[QUELLENAUSZUG]
---

Es herrscht Aufregung nach der Lossagung Beate Zschäpes von ihren Anwälten: Wird sie nun ihr Schweigen brechen? Es wäre der einzig richtige Schritt.

Wie lange schweigt sie noch? Beate Zschäpe. Bild: dpa

N och bis 14 Uhr am Donnerstag hat Beate Zschäpe Zeit, ihre Beweggründe zu erläutern, warum sie dem NSU-Prozess in München eine radikale Wendung bescherte. Warum sie, für alle unvorhergesehen, plötzlich ihren Verteidigern das Misstrauen ausgesprochen hat.

Bisher lässt sich über Zschäpes Motive nur spekulieren. Am häufigsten wird vermutet, dass die Angeklagte – gegen das Anraten ihrer Anwälte – ihr Schweigen brechen möchte. Immerhin hatte Zschäpe schon bei ihrer Festnahme im November 2011 gesagt, sie habe sich nicht gestellt, um zu schweigen. Eine Aussage von ihr würde den Prozess komplett verändern. 14 Monate wurde bisher über die zehnfache NSU-Mordserie verhandelt, mehr als 270 Zeugen wurden gehört – mit einer Konstante: dem Schweigen Zschäpes. Dieses jetzt aufzugeben, wäre der einzig richtige Schritt.

---

[DATENSÄTZE]
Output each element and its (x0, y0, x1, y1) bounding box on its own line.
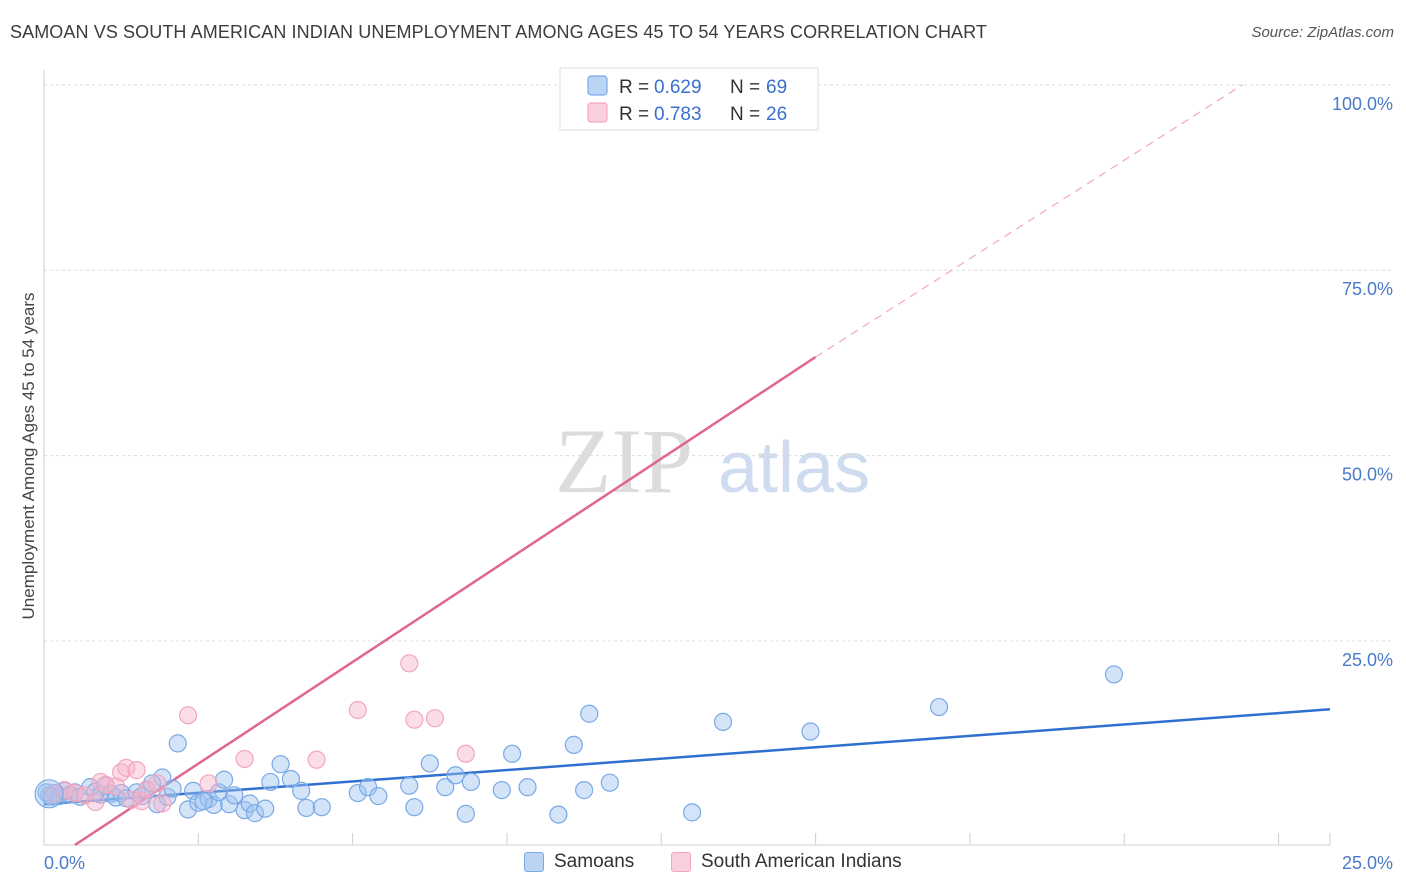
legend-swatch-samoans (587, 75, 608, 96)
samoans-point-cluster (34, 779, 64, 809)
samoans-point-36 (281, 769, 301, 789)
watermark-atlas: atlas (718, 428, 870, 508)
legend-n-value-south-american-indians: 26 (766, 104, 787, 125)
samoans-point-47 (456, 804, 475, 823)
samoans-point-61 (1104, 665, 1124, 684)
legend-r-label-south-american-indians: R = (619, 104, 649, 125)
south-american-indians-point-20 (400, 654, 419, 673)
samoans-trend-line (43, 708, 1331, 806)
south-american-indians-point-16 (199, 774, 218, 793)
legend-swatch-south-american-indians (587, 102, 608, 123)
south-american-indians-point-13 (148, 774, 167, 793)
legend-n-value-samoans: 69 (766, 77, 787, 98)
south-american-indians-point-7 (106, 777, 126, 796)
samoans-point-57 (683, 803, 702, 822)
samoans-point-32 (245, 804, 265, 823)
south-american-indians-trend-extension (815, 84, 1243, 358)
x-tick-label-1: 25.0% (1342, 853, 1393, 873)
samoans-point-46 (446, 766, 465, 785)
y-tick-label-2: 75.0% (1342, 279, 1393, 299)
samoans-point-49 (492, 781, 511, 800)
south-american-indians-point-3 (76, 786, 95, 805)
y-tick-label-3: 100.0% (1332, 94, 1393, 114)
bottom-legend-label-south-american-indians: South American Indians (701, 851, 902, 872)
x-tick-label-0: 0.0% (44, 853, 85, 873)
points (34, 77, 1124, 824)
watermark: ZIP atlas (555, 410, 870, 512)
samoans-point-39 (312, 798, 331, 817)
samoans-point-38 (297, 798, 316, 818)
south-american-indians-point-25 (122, 790, 141, 809)
legend: R = 0.629 N = 69 R = 0.783 N = 26 (559, 67, 819, 131)
south-american-indians-point-17 (235, 749, 254, 769)
samoans-point-67 (194, 792, 213, 811)
samoans-point-33 (256, 799, 275, 818)
samoans-point-40 (348, 783, 367, 803)
bottom-legend-swatch-samoans (524, 852, 544, 872)
samoans-point-66 (163, 779, 182, 798)
south-american-indians-point-15 (178, 706, 198, 725)
samoans-point-52 (549, 805, 568, 824)
watermark-zip: ZIP (555, 410, 693, 512)
samoans-point-44 (420, 754, 439, 773)
samoans-point-34 (261, 772, 280, 792)
south-american-indians-trend-line (74, 355, 817, 847)
samoans-point-58 (713, 712, 733, 731)
south-american-indians-point-22 (425, 709, 445, 728)
south-american-indians-point-23 (456, 744, 475, 763)
trend-lines (43, 84, 1331, 847)
y-axis-label: Unemployment Among Ages 45 to 54 years (19, 293, 38, 620)
bottom-legend-item-south-american-indians: South American Indians (671, 851, 902, 873)
bottom-legend: Samoans South American Indians (0, 851, 1406, 879)
samoans-point-65 (142, 774, 162, 793)
south-american-indians-point-21 (405, 710, 424, 729)
bottom-legend-item-samoans: Samoans (524, 851, 634, 873)
legend-r-value-south-american-indians: 0.783 (654, 104, 702, 125)
south-american-indians-point-10 (127, 760, 146, 780)
samoans-point-28 (220, 795, 239, 814)
legend-r-value-samoans: 0.629 (654, 77, 702, 98)
samoans-point-68 (369, 786, 388, 806)
south-american-indians-point-4 (86, 792, 105, 812)
samoans-point-55 (580, 704, 599, 723)
samoans-point-45 (436, 778, 455, 797)
samoans-point-43 (405, 798, 424, 817)
samoans-point-21 (178, 800, 198, 819)
samoans-point-53 (564, 735, 583, 754)
legend-n-label-samoans: N = (730, 77, 760, 98)
samoans-point-56 (600, 773, 619, 792)
samoans-point-48 (461, 772, 481, 792)
samoans-point-51 (518, 778, 537, 797)
tick-labels: 25.0% 50.0% 75.0% 100.0% 0.0% 25.0% (44, 94, 1393, 873)
y-tick-label-0: 25.0% (1342, 650, 1393, 670)
samoans-point-18 (153, 768, 172, 787)
samoans-point-29 (225, 786, 244, 805)
legend-n-label-south-american-indians: N = (730, 104, 760, 125)
chart-title: SAMOAN VS SOUTH AMERICAN INDIAN UNEMPLOY… (10, 22, 988, 42)
south-american-indians-point-12 (137, 780, 156, 799)
samoans-point-59 (801, 722, 820, 741)
samoans-point-27 (214, 770, 234, 789)
legend-r-label-samoans: R = (619, 77, 649, 98)
samoans-point-17 (148, 795, 167, 814)
samoans-point-8 (86, 782, 105, 801)
axes (43, 70, 1331, 846)
samoans-point-50 (503, 744, 522, 763)
south-american-indians-point-14 (153, 794, 172, 813)
source-label: Source: ZipAtlas.com (1251, 24, 1394, 41)
south-american-indians-point-18 (307, 750, 326, 769)
bottom-legend-swatch-south-american-indians (671, 852, 691, 872)
samoans-point-42 (400, 776, 419, 795)
south-american-indians-point-19 (348, 700, 367, 720)
samoans-point-60 (929, 697, 949, 717)
samoans-point-37 (292, 781, 311, 800)
y-tick-label-1: 50.0% (1342, 465, 1393, 485)
bottom-legend-label-samoans: Samoans (554, 851, 635, 872)
samoans-point-20 (168, 734, 187, 753)
samoans-point-35 (271, 755, 290, 774)
grid (44, 84, 1393, 642)
samoans-point-54 (575, 781, 594, 800)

---

[ZU BEARBEITEN]
**a.** Schreib bitte nur den Abschnitt der Datensätze neu, der mit der Zeile beginnt, die „legend-swatch-samoans (587, 75, 608, 96)“ enthält, und mit der Zeile endet, die „samoans-point-40 (348, 783, 367, 803)“ enthält. Ersetze darin „legend-swatch“ durch „legend-marker“ und lass alles andere unverändert.
**b.** Setz den Kommentar zu Beate Zschäpes Schweigen im NSU-Prozess fort.
Text und Datensätze haben inhaltlich nichts miteinander zu tun.

[ERGEBNISSE JE AUFGABE]
**a.**
legend-marker-samoans (587, 75, 608, 96)
samoans-point-cluster (34, 779, 64, 809)
samoans-point-36 (281, 769, 301, 789)
watermark-atlas: atlas (718, 428, 870, 508)
legend-n-value-south-american-indians: 26 (766, 104, 787, 125)
samoans-point-47 (456, 804, 475, 823)
samoans-point-61 (1104, 665, 1124, 684)
legend-r-label-south-american-indians: R = (619, 104, 649, 125)
south-american-indians-point-20 (400, 654, 419, 673)
samoans-trend-line (43, 708, 1331, 806)
south-american-indians-point-16 (199, 774, 218, 793)
legend-marker-south-american-indians (587, 102, 608, 123)
south-american-indians-point-13 (148, 774, 167, 793)
legend-n-value-samoans: 69 (766, 77, 787, 98)
south-american-indians-point-7 (106, 777, 126, 796)
samoans-point-57 (683, 803, 702, 822)
samoans-point-32 (245, 804, 265, 823)
south-american-indians-trend-extension (815, 84, 1243, 358)
x-tick-label-1: 25.0% (1342, 853, 1393, 873)
samoans-point-46 (446, 766, 465, 785)
y-tick-label-2: 75.0% (1342, 279, 1393, 299)
samoans-point-49 (492, 781, 511, 800)
south-american-indians-point-3 (76, 786, 95, 805)
y-tick-label-3: 100.0% (1332, 94, 1393, 114)
bottom-legend-label-south-american-indians: South American Indians (701, 851, 902, 872)
x-tick-label-0: 0.0% (44, 853, 85, 873)
points (34, 77, 1124, 824)
watermark: ZIP atlas (555, 410, 870, 512)
samoans-point-39 (312, 798, 331, 817)
samoans-point-38 (297, 798, 316, 818)
south-american-indians-point-25 (122, 790, 141, 809)
legend: R = 0.629 N = 69 R = 0.783 N = 26 (559, 67, 819, 131)
south-american-indians-point-17 (235, 749, 254, 769)
samoans-point-67 (194, 792, 213, 811)
samoans-point-33 (256, 799, 275, 818)
samoans-point-40 (348, 783, 367, 803)

**b.**
Denn inzwischen summieren sich die Aussagen, die die Angeklagte belasten. Frühere Weggefährten schilderten sie als „gleichberechtigten“ Teil des Terroristentrios, vom Rechtsextremismus überzeugt und auch bereit, bei „Aktionen“ mitzumischen. Längst hat sich ein Bild verfestigt: das der resoluten Managerin des Trios, die ihre Uwes im Griff hatte. Bleibt es dabei, dürfte einer sehr langen Haftstrafe wenig im Wege stehen.

Für Zschäpe würde es also durchaus Sinn machen, ihre Version der Geschichte zu erzählen. Leicht aber würde das nicht. Denn jetzt, knapp drei Jahre nach Ende des NSU, zu beteuern, nichts von den Morden ihrer beiden Weggefährten gewusst und dies bisher nur nicht gesagt zu haben – es dürfte kaum überzeugen.

Dennoch könnte das Gericht ihre Aussagen würdigen. Denn noch immer sind Fragen offen, die womöglich nur Zschäpe beantworten kann. Wann entschlossen sich die drei, mit dem Morden zu beginnen? Gab es weitere Helfer des Trios? Wie wählten sie ihre Opfer aus? Und wie passt der Mord an der Polizistin Michèle Kiesewetter in die Serie?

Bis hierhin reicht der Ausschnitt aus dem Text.